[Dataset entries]
——————

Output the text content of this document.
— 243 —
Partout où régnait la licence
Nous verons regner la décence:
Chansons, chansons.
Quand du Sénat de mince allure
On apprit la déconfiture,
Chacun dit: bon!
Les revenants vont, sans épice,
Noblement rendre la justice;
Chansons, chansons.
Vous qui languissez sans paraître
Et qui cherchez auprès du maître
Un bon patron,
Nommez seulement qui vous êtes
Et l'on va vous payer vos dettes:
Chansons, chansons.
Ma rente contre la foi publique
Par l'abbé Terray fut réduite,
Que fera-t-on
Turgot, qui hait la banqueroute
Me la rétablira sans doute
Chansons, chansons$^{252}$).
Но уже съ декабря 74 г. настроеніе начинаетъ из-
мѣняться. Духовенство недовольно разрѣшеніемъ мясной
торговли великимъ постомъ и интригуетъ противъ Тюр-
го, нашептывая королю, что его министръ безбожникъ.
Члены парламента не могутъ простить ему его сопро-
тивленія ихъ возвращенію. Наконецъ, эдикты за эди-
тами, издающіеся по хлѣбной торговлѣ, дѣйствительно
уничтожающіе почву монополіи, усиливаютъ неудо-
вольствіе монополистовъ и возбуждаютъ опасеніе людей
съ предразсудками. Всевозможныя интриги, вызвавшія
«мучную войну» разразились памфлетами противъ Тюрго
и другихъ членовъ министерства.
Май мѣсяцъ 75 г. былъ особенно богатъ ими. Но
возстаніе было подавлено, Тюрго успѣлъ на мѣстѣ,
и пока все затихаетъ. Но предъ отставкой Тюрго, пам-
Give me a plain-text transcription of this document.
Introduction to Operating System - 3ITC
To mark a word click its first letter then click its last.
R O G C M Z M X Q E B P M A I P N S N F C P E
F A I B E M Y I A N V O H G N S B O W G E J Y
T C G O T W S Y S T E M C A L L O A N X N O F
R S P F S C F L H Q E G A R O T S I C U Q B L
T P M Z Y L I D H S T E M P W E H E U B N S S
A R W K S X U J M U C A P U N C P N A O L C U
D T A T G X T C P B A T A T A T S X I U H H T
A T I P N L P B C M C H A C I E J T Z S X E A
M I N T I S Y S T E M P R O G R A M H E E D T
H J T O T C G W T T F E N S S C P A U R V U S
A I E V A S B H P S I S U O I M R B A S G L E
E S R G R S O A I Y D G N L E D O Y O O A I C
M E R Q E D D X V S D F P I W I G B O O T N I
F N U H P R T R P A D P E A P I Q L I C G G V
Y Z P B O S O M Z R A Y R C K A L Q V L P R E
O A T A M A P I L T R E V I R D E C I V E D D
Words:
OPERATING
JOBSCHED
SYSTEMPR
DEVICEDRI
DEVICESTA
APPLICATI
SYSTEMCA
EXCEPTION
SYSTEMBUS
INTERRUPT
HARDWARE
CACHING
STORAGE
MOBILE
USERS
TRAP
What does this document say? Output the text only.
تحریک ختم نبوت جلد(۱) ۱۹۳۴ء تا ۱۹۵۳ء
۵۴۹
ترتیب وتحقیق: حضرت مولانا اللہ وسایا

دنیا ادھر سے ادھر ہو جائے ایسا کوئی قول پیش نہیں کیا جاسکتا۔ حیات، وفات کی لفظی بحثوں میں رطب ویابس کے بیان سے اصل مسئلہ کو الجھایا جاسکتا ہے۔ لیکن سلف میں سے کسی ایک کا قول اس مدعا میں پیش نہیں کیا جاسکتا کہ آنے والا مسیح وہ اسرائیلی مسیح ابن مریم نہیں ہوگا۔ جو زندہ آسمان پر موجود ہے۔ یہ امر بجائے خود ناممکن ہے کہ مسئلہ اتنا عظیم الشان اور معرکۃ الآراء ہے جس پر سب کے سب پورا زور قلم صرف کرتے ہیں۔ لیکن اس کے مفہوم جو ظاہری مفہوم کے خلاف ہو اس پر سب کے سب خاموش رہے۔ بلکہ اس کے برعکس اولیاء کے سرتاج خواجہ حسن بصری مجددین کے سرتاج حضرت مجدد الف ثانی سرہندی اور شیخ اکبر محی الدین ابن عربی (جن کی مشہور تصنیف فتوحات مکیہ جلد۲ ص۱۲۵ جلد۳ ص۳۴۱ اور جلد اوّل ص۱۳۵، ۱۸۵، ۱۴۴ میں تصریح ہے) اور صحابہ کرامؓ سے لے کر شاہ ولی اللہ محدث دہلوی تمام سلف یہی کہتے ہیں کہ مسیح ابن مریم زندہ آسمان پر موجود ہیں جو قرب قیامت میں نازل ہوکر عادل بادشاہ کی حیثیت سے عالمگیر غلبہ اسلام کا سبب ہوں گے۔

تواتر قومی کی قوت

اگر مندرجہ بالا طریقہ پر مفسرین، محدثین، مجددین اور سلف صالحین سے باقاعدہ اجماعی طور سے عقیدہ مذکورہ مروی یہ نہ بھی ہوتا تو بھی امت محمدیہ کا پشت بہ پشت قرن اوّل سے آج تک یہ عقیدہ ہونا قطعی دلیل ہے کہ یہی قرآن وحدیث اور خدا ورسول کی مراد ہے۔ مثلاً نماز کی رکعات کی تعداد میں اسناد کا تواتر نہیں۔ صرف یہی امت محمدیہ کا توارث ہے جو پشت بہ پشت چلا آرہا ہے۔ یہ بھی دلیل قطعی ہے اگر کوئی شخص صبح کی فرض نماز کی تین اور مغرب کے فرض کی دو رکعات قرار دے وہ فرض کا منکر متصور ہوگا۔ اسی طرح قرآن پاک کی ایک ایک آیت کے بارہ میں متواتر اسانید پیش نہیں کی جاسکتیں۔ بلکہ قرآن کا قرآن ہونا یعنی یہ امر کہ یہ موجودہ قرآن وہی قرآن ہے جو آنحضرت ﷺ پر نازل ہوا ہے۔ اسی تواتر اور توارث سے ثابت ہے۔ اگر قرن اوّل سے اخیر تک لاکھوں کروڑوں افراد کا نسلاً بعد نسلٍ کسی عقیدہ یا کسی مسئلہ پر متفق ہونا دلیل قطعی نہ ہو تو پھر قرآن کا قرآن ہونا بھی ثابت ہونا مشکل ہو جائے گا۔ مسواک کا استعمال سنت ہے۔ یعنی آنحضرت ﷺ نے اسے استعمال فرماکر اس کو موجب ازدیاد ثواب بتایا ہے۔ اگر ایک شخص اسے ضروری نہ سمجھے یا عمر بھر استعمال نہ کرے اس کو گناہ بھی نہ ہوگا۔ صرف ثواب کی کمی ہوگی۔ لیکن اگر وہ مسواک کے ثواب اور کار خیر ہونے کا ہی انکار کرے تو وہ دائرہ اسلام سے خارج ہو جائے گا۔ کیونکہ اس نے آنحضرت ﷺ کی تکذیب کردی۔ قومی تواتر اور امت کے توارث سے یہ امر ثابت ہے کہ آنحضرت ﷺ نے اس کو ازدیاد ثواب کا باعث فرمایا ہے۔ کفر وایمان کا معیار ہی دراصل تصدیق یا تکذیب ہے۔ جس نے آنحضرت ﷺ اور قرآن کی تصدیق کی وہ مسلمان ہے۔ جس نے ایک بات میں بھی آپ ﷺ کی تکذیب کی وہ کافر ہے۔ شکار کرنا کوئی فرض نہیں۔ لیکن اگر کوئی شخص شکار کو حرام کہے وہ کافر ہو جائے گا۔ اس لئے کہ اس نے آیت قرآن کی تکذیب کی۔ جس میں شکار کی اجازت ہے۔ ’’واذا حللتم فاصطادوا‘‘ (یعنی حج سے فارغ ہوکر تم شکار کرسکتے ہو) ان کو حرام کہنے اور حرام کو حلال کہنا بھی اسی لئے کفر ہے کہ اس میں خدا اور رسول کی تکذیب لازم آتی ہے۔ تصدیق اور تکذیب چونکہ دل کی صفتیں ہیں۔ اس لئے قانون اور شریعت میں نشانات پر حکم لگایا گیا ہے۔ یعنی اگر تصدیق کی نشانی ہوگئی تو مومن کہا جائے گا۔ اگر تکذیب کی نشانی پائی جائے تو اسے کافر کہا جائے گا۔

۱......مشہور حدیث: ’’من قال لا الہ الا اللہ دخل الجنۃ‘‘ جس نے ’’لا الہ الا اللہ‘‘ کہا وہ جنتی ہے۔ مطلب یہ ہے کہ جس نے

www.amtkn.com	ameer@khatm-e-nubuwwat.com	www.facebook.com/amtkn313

——————

▶ **EXERCISE**
Copy all lines in the listing above where the string "text" appears.

▶ **RESULT OF THIS TASK**
Output the text content of this document.
Give me a plain-text transcription of this document.
What does this document say? Output the text only.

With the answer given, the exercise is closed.